[Dataset items]

☆ ☆ ☆ ☆

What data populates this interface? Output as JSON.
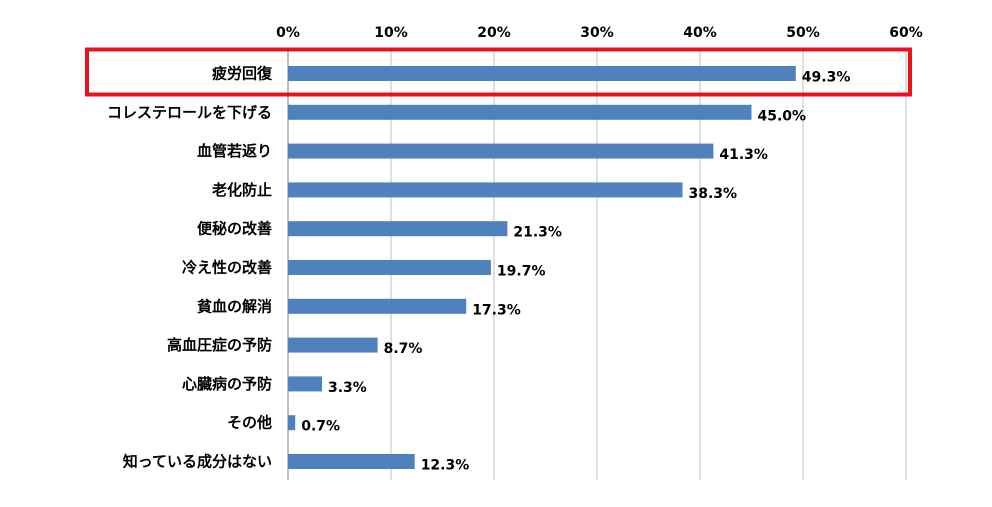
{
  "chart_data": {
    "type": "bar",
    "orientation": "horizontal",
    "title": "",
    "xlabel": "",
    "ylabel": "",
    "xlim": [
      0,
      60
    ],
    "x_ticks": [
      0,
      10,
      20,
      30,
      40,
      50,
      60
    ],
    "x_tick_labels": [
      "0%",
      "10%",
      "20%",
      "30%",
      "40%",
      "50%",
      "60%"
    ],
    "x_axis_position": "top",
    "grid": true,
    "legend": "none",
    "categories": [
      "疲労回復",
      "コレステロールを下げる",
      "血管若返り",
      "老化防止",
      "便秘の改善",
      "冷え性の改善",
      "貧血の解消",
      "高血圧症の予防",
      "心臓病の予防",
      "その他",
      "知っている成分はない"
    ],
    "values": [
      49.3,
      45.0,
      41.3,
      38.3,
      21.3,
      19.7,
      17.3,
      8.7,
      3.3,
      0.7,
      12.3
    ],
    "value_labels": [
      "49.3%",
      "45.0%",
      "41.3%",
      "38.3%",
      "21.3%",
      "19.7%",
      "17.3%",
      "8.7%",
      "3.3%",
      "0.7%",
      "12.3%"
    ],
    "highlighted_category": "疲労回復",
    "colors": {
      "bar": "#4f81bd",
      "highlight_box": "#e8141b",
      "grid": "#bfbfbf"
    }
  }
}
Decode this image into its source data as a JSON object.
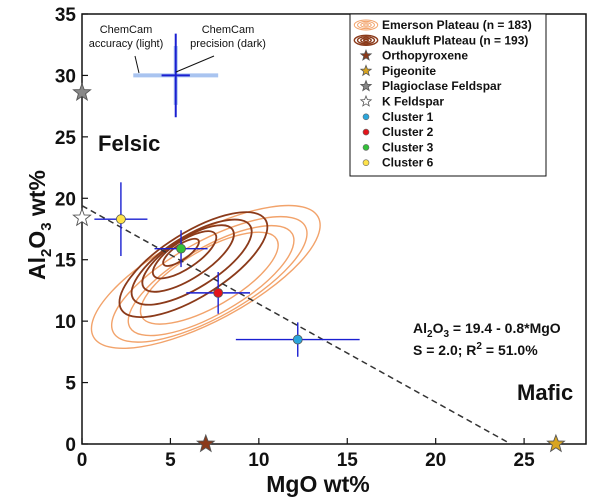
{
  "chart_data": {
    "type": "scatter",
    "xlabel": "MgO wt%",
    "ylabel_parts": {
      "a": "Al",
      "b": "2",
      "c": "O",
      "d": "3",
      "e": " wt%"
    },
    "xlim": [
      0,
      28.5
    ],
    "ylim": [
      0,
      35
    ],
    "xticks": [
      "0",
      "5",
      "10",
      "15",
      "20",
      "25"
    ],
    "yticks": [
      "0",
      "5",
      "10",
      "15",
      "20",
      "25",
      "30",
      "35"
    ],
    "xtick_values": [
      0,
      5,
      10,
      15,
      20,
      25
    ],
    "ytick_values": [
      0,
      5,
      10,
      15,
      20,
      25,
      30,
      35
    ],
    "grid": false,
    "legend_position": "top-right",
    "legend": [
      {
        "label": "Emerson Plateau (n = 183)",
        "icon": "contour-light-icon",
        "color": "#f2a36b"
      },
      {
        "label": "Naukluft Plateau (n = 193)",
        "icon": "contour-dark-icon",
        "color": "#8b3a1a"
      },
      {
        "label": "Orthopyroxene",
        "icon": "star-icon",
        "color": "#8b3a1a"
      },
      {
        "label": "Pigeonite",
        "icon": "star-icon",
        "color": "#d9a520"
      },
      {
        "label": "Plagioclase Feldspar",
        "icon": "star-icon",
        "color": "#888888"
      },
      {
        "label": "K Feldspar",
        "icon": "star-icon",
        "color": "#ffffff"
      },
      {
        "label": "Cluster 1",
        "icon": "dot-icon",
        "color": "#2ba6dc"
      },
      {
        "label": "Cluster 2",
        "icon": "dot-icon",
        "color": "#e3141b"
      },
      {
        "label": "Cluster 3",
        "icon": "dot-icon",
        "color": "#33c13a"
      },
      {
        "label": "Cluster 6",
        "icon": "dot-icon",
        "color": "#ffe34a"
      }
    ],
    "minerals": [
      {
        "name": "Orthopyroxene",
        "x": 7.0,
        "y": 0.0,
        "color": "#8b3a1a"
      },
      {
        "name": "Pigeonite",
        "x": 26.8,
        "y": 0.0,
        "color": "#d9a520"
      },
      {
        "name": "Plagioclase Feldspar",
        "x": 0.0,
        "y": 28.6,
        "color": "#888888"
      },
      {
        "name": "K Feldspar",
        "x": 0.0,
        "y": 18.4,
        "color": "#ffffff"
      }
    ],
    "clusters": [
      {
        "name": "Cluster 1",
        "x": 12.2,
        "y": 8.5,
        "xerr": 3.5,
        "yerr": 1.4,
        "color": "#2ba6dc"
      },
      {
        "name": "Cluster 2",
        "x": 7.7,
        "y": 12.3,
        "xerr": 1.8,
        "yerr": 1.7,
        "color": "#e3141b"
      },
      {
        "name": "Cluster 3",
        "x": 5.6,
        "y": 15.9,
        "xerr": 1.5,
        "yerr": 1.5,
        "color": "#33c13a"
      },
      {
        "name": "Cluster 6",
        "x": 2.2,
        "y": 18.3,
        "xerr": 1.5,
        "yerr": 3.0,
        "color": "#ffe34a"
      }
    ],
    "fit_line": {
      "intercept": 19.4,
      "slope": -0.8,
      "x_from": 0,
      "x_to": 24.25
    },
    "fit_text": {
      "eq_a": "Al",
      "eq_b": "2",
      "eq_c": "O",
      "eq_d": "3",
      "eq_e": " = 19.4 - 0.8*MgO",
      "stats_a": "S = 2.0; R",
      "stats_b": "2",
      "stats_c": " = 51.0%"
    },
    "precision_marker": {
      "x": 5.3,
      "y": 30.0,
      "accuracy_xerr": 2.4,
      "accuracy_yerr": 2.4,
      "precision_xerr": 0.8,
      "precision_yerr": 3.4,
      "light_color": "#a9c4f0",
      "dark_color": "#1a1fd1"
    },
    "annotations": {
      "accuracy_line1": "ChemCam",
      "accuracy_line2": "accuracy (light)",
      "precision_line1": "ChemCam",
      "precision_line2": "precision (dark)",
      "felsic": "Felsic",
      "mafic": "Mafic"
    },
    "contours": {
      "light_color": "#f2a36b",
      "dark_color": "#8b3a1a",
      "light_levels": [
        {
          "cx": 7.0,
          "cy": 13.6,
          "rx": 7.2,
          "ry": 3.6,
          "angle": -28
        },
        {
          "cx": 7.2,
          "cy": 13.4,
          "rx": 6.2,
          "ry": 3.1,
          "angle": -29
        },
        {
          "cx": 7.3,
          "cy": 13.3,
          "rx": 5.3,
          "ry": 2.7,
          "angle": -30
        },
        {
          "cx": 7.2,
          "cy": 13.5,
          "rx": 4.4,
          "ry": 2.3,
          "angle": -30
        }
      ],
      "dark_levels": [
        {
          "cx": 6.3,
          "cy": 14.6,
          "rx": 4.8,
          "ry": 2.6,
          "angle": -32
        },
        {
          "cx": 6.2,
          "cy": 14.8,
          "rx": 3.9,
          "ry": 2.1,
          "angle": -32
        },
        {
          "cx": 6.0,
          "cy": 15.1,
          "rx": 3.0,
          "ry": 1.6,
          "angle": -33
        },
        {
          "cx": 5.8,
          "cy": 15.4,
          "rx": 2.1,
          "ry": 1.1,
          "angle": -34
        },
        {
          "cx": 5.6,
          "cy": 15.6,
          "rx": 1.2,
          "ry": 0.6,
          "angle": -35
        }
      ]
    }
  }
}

☆ ☆ ☆ ☆

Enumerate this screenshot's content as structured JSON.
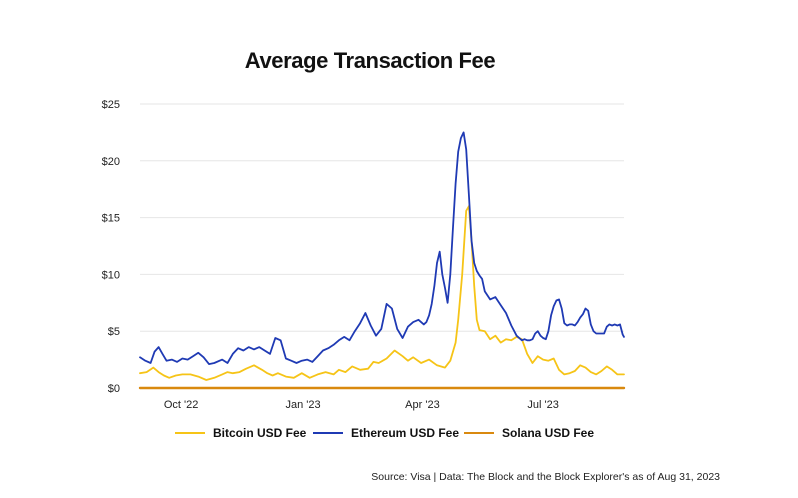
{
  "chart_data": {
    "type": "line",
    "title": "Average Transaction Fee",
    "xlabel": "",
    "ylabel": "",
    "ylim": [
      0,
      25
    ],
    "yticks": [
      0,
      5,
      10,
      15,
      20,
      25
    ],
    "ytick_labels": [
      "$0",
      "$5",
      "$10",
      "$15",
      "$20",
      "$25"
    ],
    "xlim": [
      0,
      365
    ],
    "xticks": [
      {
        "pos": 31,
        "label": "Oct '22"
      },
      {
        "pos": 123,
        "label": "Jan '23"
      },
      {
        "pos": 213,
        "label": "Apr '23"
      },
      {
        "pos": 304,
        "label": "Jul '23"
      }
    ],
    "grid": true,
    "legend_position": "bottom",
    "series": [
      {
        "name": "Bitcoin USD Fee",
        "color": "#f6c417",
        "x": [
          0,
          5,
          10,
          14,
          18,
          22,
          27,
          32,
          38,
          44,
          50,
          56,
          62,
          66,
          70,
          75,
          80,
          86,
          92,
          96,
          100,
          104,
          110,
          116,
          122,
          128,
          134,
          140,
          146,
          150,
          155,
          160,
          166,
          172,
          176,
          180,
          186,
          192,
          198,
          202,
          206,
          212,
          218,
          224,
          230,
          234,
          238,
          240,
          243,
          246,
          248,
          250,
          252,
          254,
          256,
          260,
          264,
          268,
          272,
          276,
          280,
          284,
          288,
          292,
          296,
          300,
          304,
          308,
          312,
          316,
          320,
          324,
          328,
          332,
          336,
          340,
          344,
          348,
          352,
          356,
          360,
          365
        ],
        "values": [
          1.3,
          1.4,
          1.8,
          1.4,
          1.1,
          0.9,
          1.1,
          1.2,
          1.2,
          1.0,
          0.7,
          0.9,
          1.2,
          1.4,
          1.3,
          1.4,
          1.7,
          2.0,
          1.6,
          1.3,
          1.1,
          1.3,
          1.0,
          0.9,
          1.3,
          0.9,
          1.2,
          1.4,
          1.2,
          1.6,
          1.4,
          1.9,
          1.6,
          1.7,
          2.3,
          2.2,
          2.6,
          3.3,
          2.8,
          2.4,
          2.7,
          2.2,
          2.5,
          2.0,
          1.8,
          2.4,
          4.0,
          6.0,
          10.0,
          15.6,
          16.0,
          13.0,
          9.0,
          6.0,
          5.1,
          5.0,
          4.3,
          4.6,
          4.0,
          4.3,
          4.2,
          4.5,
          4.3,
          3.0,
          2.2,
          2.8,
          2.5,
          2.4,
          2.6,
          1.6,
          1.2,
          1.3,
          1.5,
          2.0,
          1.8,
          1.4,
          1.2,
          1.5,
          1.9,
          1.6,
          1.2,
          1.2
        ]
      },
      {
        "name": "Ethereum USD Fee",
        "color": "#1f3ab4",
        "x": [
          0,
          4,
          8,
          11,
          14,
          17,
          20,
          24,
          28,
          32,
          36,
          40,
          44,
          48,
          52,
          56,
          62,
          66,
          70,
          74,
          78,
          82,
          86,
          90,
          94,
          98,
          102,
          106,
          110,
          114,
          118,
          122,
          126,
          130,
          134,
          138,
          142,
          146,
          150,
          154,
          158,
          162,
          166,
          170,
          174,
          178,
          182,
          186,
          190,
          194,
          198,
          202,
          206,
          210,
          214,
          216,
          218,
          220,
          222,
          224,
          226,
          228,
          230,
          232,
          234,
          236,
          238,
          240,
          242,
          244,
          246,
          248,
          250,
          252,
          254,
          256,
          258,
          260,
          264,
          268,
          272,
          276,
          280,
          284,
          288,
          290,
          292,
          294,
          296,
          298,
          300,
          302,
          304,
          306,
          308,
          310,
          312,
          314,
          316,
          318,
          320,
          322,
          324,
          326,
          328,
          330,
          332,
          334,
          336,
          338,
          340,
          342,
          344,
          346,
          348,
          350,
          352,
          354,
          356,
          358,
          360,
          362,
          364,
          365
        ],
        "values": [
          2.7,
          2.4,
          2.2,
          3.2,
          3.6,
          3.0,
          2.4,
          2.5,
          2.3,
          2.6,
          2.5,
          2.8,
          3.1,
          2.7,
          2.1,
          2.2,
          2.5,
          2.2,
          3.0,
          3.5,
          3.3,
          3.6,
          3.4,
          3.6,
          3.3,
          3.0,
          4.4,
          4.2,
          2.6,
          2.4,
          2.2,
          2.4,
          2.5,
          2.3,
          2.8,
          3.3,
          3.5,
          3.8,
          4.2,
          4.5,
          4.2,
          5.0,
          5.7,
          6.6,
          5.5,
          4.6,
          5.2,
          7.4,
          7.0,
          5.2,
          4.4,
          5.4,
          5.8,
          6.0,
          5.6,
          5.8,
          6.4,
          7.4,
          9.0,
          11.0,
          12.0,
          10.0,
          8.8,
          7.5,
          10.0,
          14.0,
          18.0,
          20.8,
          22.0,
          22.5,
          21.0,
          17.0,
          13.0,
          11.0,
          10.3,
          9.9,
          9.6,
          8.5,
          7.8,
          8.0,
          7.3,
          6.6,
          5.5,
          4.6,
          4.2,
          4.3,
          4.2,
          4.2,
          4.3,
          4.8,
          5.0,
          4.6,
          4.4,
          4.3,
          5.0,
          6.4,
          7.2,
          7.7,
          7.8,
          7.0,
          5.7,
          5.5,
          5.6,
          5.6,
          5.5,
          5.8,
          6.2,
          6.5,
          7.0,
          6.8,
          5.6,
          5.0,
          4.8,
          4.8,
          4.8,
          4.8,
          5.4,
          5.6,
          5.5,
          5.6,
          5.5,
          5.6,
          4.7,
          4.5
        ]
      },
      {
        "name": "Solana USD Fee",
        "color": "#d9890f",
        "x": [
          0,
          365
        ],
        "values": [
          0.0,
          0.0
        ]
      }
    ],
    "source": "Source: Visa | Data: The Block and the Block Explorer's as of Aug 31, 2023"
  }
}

☆ ☆ ☆ ☆

- **TASK**
Filter the records, keeping only lines that contain "source", and show those lines.

- **WRITTEN SOLUTION**
Decode this image into its source data as a JSON object.
    "source": "Source: Visa | Data: The Block and the Block Explorer's as of Aug 31, 2023"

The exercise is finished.